## EXERCISE MATERIALS
** BEGIN **

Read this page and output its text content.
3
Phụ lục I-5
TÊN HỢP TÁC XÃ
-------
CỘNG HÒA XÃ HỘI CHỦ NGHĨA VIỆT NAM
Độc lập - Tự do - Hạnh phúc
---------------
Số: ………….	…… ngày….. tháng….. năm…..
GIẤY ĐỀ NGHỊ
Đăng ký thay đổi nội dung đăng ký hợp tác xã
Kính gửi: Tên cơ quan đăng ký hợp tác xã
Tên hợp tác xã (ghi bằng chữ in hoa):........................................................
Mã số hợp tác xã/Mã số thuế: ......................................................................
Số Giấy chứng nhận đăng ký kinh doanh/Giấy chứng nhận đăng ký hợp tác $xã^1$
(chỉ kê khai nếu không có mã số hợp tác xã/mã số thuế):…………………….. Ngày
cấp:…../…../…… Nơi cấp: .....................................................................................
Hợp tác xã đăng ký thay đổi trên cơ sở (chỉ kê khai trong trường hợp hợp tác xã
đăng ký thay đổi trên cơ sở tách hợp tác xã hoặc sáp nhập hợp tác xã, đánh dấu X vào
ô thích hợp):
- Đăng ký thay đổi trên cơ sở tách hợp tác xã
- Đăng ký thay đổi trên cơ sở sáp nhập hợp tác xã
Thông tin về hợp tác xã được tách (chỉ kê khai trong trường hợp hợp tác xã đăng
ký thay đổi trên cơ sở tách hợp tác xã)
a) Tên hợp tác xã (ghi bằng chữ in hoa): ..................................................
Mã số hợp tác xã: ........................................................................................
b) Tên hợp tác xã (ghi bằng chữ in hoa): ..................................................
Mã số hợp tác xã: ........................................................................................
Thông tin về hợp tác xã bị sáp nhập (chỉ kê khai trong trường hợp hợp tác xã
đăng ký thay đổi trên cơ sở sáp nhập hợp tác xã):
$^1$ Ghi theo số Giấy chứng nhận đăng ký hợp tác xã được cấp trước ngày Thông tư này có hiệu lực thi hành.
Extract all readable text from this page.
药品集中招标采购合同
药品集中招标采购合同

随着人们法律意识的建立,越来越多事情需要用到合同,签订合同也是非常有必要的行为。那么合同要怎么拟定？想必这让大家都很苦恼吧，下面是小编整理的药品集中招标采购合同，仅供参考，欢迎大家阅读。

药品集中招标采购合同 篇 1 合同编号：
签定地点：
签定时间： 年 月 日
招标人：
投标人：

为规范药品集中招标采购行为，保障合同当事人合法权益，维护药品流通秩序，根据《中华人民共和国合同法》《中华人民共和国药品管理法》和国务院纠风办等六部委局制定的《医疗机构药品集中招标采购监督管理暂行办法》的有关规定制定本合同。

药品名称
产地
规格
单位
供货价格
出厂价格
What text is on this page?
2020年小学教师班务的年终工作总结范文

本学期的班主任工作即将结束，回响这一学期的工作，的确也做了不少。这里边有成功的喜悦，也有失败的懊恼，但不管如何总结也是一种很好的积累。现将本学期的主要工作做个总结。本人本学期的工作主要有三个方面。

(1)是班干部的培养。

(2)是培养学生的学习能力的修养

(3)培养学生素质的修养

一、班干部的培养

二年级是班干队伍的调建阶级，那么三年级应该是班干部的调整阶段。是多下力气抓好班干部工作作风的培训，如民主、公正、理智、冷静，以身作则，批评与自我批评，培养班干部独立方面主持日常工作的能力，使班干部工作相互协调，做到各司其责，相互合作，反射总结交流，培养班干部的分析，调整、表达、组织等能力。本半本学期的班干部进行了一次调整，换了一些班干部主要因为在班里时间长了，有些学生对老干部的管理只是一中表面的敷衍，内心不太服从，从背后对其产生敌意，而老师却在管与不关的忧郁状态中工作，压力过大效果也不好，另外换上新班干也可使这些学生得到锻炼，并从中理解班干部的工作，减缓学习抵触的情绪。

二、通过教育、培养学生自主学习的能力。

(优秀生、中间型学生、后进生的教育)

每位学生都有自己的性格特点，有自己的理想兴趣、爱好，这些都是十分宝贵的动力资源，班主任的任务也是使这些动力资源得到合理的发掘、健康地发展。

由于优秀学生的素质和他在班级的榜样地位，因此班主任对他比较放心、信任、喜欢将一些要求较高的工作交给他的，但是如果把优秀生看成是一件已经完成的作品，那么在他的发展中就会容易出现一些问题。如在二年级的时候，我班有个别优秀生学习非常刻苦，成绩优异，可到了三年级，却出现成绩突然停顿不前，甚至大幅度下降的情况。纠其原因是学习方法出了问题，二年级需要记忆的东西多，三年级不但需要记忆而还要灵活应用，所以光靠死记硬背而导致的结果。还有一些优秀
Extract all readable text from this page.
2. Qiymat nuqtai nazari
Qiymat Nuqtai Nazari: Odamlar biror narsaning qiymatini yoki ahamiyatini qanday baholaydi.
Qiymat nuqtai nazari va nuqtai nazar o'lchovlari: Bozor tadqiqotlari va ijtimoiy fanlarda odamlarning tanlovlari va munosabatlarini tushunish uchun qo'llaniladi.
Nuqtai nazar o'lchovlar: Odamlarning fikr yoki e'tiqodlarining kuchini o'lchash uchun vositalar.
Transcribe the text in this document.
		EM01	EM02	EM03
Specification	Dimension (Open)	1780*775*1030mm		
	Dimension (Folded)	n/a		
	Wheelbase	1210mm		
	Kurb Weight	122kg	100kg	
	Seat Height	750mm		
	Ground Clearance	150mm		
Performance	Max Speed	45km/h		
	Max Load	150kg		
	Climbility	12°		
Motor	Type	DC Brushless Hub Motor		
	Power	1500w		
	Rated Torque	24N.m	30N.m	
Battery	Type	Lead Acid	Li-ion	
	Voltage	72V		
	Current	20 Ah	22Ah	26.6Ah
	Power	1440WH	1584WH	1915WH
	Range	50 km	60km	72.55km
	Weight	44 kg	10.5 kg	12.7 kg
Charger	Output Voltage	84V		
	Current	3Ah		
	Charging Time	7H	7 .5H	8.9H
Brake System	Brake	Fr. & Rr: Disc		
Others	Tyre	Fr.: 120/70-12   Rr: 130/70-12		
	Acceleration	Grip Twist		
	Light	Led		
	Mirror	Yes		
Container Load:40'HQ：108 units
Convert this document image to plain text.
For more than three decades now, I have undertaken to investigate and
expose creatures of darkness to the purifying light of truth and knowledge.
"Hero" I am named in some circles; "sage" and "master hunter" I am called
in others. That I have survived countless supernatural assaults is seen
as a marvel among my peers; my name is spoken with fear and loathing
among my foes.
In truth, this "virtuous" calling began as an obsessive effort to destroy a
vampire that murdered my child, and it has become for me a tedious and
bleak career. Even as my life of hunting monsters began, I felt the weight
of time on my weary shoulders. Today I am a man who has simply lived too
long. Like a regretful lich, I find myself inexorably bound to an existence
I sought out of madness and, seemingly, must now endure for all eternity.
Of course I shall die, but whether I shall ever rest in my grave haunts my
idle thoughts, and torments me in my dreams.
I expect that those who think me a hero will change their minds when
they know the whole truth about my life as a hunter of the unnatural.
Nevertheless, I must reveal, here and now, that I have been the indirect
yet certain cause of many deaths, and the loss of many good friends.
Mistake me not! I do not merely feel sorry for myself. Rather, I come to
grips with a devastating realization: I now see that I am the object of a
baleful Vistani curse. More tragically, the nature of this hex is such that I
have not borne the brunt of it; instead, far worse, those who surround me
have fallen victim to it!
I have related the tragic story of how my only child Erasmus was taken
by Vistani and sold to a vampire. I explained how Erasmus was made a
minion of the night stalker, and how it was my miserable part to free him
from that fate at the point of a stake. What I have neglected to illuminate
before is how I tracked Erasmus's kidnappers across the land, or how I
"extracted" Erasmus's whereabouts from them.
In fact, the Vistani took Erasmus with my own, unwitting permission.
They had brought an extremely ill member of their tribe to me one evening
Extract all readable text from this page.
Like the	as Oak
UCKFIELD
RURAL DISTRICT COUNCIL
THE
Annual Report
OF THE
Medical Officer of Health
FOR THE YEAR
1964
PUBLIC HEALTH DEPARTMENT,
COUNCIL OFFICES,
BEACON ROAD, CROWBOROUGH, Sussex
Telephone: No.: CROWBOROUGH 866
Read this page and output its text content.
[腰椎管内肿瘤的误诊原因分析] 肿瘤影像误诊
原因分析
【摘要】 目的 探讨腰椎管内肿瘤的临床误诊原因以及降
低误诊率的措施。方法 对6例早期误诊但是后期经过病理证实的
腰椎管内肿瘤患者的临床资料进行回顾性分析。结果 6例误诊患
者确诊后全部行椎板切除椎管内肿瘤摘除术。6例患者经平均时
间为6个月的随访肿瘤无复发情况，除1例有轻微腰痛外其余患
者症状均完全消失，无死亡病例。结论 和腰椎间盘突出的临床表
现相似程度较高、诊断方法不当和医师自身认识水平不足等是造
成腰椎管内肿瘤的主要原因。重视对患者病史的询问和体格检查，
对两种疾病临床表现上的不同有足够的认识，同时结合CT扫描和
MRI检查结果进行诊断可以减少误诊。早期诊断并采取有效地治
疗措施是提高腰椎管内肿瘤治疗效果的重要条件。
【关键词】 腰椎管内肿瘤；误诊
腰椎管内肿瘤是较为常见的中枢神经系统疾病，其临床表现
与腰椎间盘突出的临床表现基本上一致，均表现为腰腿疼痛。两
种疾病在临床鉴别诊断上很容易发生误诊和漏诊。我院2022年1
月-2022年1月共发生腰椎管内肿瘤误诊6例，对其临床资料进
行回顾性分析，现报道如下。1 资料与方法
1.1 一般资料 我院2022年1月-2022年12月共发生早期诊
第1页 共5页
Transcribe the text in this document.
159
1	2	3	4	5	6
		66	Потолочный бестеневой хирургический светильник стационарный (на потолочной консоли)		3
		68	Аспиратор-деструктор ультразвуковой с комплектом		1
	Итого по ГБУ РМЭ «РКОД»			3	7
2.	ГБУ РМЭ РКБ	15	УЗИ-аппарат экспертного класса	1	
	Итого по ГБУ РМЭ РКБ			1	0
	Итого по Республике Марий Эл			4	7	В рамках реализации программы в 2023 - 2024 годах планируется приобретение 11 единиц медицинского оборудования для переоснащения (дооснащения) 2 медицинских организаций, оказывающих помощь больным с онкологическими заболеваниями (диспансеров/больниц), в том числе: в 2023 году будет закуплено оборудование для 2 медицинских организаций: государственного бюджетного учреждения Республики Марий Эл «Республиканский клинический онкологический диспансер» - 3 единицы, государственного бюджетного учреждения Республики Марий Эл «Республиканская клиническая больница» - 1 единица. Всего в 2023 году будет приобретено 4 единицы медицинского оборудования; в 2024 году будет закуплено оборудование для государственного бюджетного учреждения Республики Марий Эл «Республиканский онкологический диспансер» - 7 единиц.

** END **

## SET EXERCISE
Find all the lines containing "truth" in the material, then copy them.

## FINAL RESULT
expose creatures of darkness to the purifying light of truth and knowledge.
In truth, this "virtuous" calling began as an obsessive effort to destroy a
they know the whole truth about my life as a hunter of the unnatural.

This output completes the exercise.